» The task
Restate all of the data exactly.

» Listed records
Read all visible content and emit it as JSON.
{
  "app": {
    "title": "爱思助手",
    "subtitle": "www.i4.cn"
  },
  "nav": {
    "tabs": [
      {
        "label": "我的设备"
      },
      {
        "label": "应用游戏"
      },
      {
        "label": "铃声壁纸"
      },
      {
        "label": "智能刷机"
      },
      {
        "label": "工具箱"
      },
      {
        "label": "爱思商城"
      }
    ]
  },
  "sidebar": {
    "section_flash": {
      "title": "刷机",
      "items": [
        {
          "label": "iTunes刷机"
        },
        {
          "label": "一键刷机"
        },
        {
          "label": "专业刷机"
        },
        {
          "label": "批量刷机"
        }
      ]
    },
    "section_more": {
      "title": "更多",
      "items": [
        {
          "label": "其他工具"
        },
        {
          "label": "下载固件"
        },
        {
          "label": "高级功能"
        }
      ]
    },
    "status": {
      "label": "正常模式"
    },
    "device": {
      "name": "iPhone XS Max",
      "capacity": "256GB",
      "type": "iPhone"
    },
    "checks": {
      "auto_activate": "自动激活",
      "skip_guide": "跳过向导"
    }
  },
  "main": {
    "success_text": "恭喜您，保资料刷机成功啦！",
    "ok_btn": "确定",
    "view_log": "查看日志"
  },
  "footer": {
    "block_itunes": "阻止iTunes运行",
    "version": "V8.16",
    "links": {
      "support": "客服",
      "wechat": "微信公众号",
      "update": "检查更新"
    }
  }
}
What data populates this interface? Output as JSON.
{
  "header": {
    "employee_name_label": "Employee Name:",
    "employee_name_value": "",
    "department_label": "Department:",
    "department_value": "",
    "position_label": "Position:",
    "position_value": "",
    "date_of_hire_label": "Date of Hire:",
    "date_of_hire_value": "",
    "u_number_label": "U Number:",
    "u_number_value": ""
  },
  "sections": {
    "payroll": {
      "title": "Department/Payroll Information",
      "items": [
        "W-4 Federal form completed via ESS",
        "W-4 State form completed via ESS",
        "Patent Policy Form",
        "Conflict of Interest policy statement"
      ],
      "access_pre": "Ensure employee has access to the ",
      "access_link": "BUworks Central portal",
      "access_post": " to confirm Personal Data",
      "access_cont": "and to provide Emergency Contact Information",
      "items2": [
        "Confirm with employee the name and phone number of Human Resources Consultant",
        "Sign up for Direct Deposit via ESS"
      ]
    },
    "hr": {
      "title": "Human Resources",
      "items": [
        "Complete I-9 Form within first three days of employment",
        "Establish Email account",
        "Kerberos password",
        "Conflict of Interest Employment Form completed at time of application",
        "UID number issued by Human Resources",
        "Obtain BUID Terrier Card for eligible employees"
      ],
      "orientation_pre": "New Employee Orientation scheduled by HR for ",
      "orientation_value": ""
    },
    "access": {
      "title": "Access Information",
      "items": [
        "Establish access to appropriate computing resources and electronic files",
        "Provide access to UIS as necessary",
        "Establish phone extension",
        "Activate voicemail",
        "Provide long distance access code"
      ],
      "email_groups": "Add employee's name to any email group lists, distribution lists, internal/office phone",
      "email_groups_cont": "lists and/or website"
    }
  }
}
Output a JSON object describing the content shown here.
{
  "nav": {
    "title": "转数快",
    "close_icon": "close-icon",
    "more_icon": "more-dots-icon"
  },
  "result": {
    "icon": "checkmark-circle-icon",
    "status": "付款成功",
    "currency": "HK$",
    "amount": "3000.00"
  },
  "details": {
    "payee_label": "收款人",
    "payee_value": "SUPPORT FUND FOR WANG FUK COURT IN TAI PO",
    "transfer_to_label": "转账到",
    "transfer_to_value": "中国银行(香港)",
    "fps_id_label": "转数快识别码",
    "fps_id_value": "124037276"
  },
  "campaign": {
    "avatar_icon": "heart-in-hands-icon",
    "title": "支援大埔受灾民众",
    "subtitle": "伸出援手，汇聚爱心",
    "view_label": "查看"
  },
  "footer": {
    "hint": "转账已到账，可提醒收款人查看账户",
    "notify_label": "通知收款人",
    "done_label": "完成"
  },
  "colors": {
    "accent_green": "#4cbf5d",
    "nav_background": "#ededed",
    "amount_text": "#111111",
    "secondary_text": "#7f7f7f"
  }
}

» Exercise output
Read all visible content and emit it as JSON.
{
  "app": {
    "title": "爱思助手",
    "subtitle": "www.i4.cn"
  },
  "nav": {
    "tabs": [
      {
        "label": "我的设备"
      },
      {
        "label": "应用游戏"
      },
      {
        "label": "铃声壁纸"
      },
      {
        "label": "智能刷机"
      },
      {
        "label": "工具箱"
      },
      {
        "label": "爱思商城"
      }
    ]
  },
  "sidebar": {
    "section_flash": {
      "title": "刷机",
      "items": [
        {
          "label": "iTunes刷机"
        },
        {
          "label": "一键刷机"
        },
        {
          "label": "专业刷机"
        },
        {
          "label": "批量刷机"
        }
      ]
    },
    "section_more": {
      "title": "更多",
      "items": [
        {
          "label": "其他工具"
        },
        {
          "label": "下载固件"
        },
        {
          "label": "高级功能"
        }
      ]
    },
    "status": {
      "label": "正常模式"
    },
    "device": {
      "name": "iPhone XS Max",
      "capacity": "256GB",
      "type": "iPhone"
    },
    "checks": {
      "auto_activate": "自动激活",
      "skip_guide": "跳过向导"
    }
  },
  "main": {
    "success_text": "恭喜您，保资料刷机成功啦！",
    "ok_btn": "确定",
    "view_log": "查看日志"
  },
  "footer": {
    "block_itunes": "阻止iTunes运行",
    "version": "V8.16",
    "links": {
      "support": "客服",
      "wechat": "微信公众号",
      "update": "检查更新"
    }
  }
}
What data populates this interface? Output as JSON.
{
  "header": {
    "employee_name_label": "Employee Name:",
    "employee_name_value": "",
    "department_label": "Department:",
    "department_value": "",
    "position_label": "Position:",
    "position_value": "",
    "date_of_hire_label": "Date of Hire:",
    "date_of_hire_value": "",
    "u_number_label": "U Number:",
    "u_number_value": ""
  },
  "sections": {
    "payroll": {
      "title": "Department/Payroll Information",
      "items": [
        "W-4 Federal form completed via ESS",
        "W-4 State form completed via ESS",
        "Patent Policy Form",
        "Conflict of Interest policy statement"
      ],
      "access_pre": "Ensure employee has access to the ",
      "access_link": "BUworks Central portal",
      "access_post": " to confirm Personal Data",
      "access_cont": "and to provide Emergency Contact Information",
      "items2": [
        "Confirm with employee the name and phone number of Human Resources Consultant",
        "Sign up for Direct Deposit via ESS"
      ]
    },
    "hr": {
      "title": "Human Resources",
      "items": [
        "Complete I-9 Form within first three days of employment",
        "Establish Email account",
        "Kerberos password",
        "Conflict of Interest Employment Form completed at time of application",
        "UID number issued by Human Resources",
        "Obtain BUID Terrier Card for eligible employees"
      ],
      "orientation_pre": "New Employee Orientation scheduled by HR for ",
      "orientation_value": ""
    },
    "access": {
      "title": "Access Information",
      "items": [
        "Establish access to appropriate computing resources and electronic files",
        "Provide access to UIS as necessary",
        "Establish phone extension",
        "Activate voicemail",
        "Provide long distance access code"
      ],
      "email_groups": "Add employee's name to any email group lists, distribution lists, internal/office phone",
      "email_groups_cont": "lists and/or website"
    }
  }
}
Output a JSON object describing the content shown here.
{
  "nav": {
    "title": "转数快",
    "close_icon": "close-icon",
    "more_icon": "more-dots-icon"
  },
  "result": {
    "icon": "checkmark-circle-icon",
    "status": "付款成功",
    "currency": "HK$",
    "amount": "3000.00"
  },
  "details": {
    "payee_label": "收款人",
    "payee_value": "SUPPORT FUND FOR WANG FUK COURT IN TAI PO",
    "transfer_to_label": "转账到",
    "transfer_to_value": "中国银行(香港)",
    "fps_id_label": "转数快识别码",
    "fps_id_value": "124037276"
  },
  "campaign": {
    "avatar_icon": "heart-in-hands-icon",
    "title": "支援大埔受灾民众",
    "subtitle": "伸出援手，汇聚爱心",
    "view_label": "查看"
  },
  "footer": {
    "hint": "转账已到账，可提醒收款人查看账户",
    "notify_label": "通知收款人",
    "done_label": "完成"
  },
  "colors": {
    "accent_green": "#4cbf5d",
    "nav_background": "#ededed",
    "amount_text": "#111111",
    "secondary_text": "#7f7f7f"
  }
}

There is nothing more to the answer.